• **Estratto del testo**
+ + + + + + +

Mi cerco in tasca, penso di aver trovato cinquanta centesimi ed invece estraggo un euro; sullo slancio mi pare brutto ritornare indietro e dono la moneta alla donna che parte biascicando.
Faccio altri due passi e quasi vado a sbattere contro un'altra mendicante, giovane con un bebè al collo che dorme.
Mi guarda fissa e, senza proferir parola, scuote una scatola di cartone con delle monete.
Poverina, ha un bimbo piccolo, magari non ha di che dargli da mangiare, magari non ha i soldi per comprargli il vestitino, magari è malato, magari il padre se ne è scappato via, magari sono profughi di guerra.
Come resistere ? Infilo nuovamente la mano a caccia dei cinquanta centesimi ed estraggo due euro.
Breve esitazione, ma in fondo sono in due, se ho dato un euro alla vecchia sdentata, come negare due euro ad una madre ed al suo figlio?

+ + + + + + +

• **Dati delle coordinate di impaginazione**
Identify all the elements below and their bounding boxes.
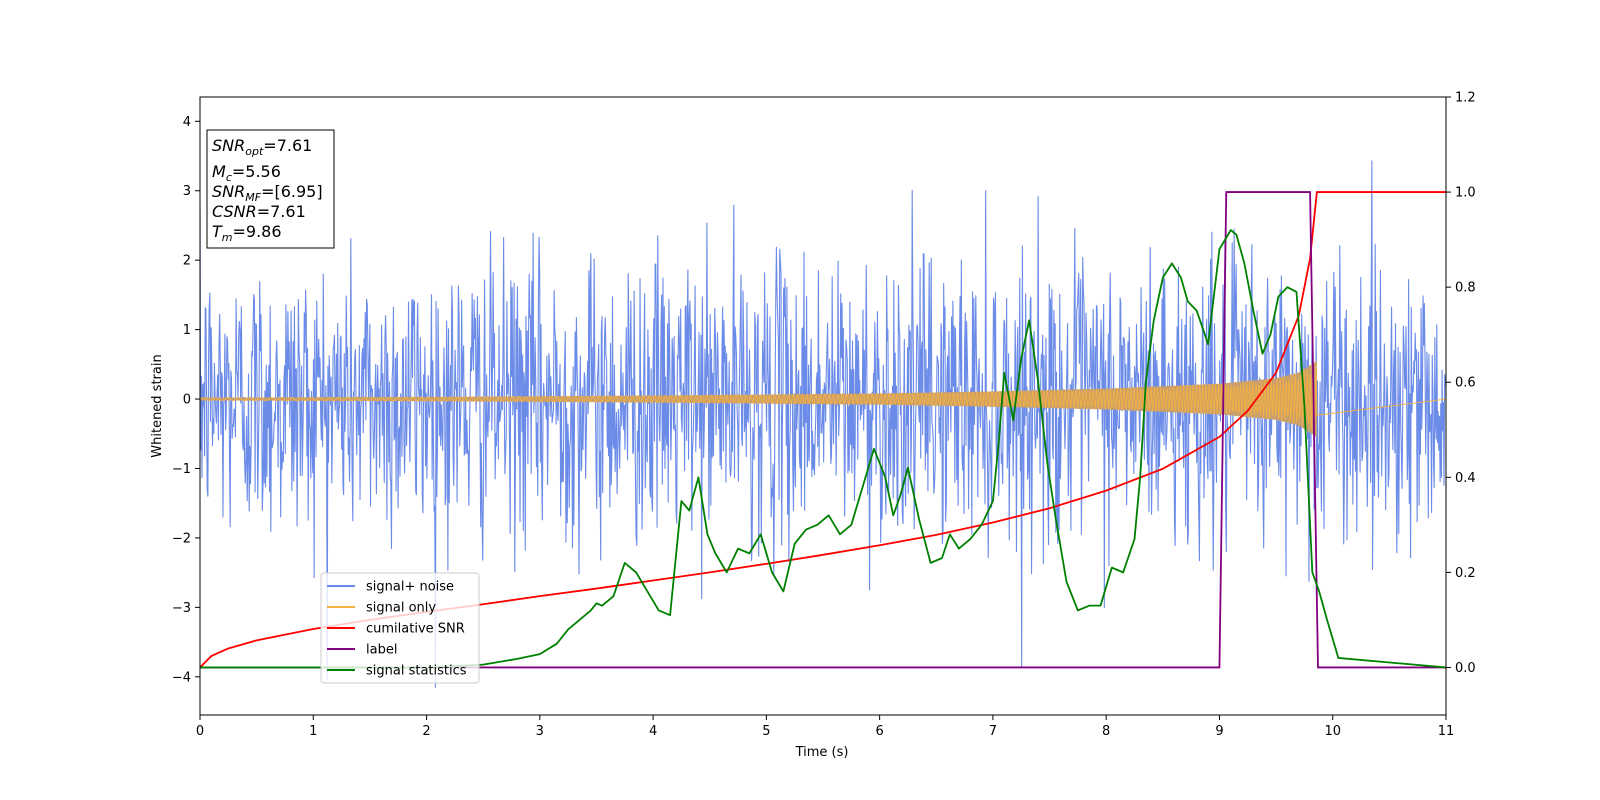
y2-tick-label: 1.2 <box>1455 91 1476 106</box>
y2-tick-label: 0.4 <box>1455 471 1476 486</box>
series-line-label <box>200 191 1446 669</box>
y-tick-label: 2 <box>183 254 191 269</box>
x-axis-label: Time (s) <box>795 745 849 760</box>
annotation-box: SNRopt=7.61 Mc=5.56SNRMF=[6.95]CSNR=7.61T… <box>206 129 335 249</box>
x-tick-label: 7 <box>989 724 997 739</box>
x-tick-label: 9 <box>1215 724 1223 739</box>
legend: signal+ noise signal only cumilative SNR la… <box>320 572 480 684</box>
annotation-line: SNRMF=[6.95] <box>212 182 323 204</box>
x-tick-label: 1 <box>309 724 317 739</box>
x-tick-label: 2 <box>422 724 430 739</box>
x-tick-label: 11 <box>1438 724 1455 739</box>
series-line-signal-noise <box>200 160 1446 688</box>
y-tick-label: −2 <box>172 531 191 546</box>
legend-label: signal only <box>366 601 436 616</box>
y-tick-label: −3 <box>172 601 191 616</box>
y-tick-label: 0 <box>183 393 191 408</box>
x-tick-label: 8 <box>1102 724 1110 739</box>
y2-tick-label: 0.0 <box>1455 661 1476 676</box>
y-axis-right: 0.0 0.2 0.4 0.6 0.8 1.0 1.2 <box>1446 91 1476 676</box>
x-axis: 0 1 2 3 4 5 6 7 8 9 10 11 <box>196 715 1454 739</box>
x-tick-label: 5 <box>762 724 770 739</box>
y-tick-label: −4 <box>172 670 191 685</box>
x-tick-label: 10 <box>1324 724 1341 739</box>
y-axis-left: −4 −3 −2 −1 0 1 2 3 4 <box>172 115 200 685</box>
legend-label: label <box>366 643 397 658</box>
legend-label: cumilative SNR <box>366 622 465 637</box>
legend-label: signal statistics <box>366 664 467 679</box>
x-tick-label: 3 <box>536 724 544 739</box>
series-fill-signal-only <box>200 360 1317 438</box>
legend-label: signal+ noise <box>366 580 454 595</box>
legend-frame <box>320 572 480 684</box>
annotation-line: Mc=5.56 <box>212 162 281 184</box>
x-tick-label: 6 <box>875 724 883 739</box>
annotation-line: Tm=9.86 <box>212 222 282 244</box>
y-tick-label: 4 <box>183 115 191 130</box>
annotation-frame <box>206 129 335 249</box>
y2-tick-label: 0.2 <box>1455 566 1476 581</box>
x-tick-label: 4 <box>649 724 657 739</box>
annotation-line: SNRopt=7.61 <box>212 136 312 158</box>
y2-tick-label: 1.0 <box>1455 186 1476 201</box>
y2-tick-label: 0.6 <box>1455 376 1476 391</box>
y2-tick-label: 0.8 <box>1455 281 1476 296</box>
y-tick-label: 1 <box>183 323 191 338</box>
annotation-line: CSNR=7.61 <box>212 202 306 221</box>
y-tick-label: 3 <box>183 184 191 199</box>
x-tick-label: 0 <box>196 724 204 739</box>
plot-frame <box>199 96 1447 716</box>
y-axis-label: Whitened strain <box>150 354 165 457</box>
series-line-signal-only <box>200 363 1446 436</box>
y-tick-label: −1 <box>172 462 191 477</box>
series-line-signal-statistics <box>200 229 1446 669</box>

+ + + + + + +

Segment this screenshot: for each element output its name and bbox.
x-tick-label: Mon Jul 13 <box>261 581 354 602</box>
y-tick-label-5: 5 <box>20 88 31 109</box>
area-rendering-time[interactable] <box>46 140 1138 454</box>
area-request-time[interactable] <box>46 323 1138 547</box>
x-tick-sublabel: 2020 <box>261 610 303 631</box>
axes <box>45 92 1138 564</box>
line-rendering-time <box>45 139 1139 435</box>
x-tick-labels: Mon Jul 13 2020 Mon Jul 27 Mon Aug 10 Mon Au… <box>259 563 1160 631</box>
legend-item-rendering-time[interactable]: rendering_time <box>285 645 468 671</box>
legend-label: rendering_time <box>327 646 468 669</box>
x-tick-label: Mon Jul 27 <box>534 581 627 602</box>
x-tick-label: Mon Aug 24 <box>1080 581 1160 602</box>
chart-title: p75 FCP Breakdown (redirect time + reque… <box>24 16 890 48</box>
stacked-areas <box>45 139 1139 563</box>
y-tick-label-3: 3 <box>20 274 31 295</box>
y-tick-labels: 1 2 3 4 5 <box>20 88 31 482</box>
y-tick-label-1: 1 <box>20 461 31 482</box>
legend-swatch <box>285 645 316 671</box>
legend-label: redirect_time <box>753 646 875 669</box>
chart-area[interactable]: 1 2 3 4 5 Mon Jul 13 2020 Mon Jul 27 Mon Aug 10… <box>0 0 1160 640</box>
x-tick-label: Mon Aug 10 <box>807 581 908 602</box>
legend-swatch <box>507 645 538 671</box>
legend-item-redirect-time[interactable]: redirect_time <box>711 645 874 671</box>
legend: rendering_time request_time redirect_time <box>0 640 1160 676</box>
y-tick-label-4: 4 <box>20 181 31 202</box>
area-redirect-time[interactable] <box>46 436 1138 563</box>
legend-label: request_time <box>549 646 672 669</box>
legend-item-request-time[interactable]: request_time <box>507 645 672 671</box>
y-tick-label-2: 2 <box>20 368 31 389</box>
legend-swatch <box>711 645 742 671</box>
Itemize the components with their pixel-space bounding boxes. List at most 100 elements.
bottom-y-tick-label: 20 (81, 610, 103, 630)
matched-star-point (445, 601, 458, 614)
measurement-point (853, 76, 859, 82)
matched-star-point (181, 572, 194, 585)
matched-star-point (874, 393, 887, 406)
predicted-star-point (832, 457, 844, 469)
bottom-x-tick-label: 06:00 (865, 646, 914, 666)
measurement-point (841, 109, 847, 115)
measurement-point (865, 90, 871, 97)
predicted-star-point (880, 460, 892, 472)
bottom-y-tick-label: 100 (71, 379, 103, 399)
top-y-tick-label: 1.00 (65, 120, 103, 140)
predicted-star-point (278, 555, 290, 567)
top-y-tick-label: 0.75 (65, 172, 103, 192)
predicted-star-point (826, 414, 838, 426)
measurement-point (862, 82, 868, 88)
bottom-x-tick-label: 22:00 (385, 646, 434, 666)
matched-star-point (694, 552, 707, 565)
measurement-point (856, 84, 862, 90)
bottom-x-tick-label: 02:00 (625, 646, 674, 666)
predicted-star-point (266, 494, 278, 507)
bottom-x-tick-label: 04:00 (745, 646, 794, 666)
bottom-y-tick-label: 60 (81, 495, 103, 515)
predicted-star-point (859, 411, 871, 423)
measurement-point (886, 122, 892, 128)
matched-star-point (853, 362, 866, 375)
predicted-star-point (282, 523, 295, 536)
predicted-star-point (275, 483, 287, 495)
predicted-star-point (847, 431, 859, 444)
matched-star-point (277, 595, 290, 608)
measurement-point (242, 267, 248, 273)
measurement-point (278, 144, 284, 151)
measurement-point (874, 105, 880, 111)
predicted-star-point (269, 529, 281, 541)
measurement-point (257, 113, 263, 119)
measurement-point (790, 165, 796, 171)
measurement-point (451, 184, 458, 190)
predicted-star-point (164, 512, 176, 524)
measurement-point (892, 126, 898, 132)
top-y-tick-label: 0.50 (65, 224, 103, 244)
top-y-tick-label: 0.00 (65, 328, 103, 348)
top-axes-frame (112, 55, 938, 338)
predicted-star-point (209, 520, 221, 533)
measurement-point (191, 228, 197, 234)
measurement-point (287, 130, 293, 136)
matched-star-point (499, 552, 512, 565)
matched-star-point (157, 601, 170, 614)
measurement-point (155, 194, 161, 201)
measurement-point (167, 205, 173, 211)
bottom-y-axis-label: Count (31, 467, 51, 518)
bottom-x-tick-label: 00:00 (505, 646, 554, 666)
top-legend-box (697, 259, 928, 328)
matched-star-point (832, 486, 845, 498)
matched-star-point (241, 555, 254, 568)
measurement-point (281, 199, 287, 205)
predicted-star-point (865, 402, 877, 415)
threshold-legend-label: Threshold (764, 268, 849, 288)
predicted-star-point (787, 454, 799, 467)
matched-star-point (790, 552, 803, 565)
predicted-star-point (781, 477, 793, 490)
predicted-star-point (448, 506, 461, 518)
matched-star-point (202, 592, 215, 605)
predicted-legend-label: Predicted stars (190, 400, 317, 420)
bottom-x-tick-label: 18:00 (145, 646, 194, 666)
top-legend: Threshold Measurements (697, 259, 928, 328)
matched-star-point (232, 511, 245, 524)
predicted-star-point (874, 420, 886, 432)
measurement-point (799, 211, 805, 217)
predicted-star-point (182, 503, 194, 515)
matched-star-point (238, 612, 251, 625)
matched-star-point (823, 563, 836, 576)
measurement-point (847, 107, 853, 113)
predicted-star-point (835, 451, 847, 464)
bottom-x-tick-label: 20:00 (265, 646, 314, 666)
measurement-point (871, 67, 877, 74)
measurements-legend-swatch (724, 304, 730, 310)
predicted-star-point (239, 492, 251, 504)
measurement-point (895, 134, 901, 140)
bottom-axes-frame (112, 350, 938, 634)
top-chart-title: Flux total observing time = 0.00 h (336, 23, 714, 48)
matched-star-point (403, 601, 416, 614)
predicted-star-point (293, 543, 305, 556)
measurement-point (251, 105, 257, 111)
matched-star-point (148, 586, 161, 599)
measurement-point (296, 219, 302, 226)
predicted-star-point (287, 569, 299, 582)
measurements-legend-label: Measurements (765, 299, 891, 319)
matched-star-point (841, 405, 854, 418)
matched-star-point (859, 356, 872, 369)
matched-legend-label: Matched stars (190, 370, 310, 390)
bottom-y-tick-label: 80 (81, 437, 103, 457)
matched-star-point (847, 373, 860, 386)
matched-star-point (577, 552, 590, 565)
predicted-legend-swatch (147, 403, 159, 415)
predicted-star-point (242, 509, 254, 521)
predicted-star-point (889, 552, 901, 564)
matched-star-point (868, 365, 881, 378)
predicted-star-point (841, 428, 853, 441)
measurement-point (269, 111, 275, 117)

+ + + + + + +

• **Compiti da svolgere**
a) Riscrivi il brano sui mendicanti, da "Mi guarda fissa" giù fino a "estraggo due euro.", sostituendo "scatola" con "cassetta".
b) Stabilisci se queste affermazioni concordano con il brano sui mendicanti, rispondendo sì o no e citando le parole decisive: (i) la giovane mendicante rivolge la parola a chi narra; (ii) il bebè che la giovane porta al collo sta dormendo; (iii) la prima moneta estratta dalla tasca è di cinquanta centesimi.
c) Continua il brano sui mendicanti a partire dall'ultima frase riportata.

• **Risposte all'esercizio**
a)
Mi guarda fissa e, senza proferir parola, scuote una cassetta di cartone con delle monete.
Poverina, ha un bimbo piccolo, magari non ha di che dargli da mangiare, magari non ha i soldi per comprargli il vestitino, magari è malato, magari il padre se ne è scappato via, magari sono profughi di guerra.
Come resistere ? Infilo nuovamente la mano a caccia dei cinquanta centesimi ed estraggo due euro.

b)
(i) No: "senza proferir parola, scuote una scatola di cartone con delle monete".
(ii) Sì: "giovane con un bebè al collo che dorme".
(iii) No: "penso di aver trovato cinquanta centesimi ed invece estraggo un euro".

c)
Elargisco e si dileguano.
Guardo l'orologio, è passata mezz'ora.
Decido che restare al centro del corridoio può essere dispendioso, allora mi avvicino alle pareti e cerco di assumere l'aria di uno che ha fretta ed è tanto impegnato, quasi quasi mi invento anche una telefonata al cellulare.
Mi sono appena fermato innanzi alla lounge dell'alta velocità, che arrivano due ragazzini questuanti. "Ci dai una monetina ?"
Li guardo, vorrei fare lo sguardo glaciale, ma penso, poverini, magari hanno perso il treno, magari hanno fame, magari un bullo li ha depredati della paghetta, magari hanno i genitori malati o, peggio, sono stati abbandonati. E se succedesse ai miei figli ?
Infilo la mano in tasca e cerco, questa volta penso proprio che si tratta del cinquantino, ma i ragazzini sono due, me ne occorrono due. Rifrugo, eccone un'altro. Li estraggo e vedo altri due euro.
Oramai la consuetudine non può essere cambiata, non posso rifiutare a questi quello che la sorte ha scelto per loro.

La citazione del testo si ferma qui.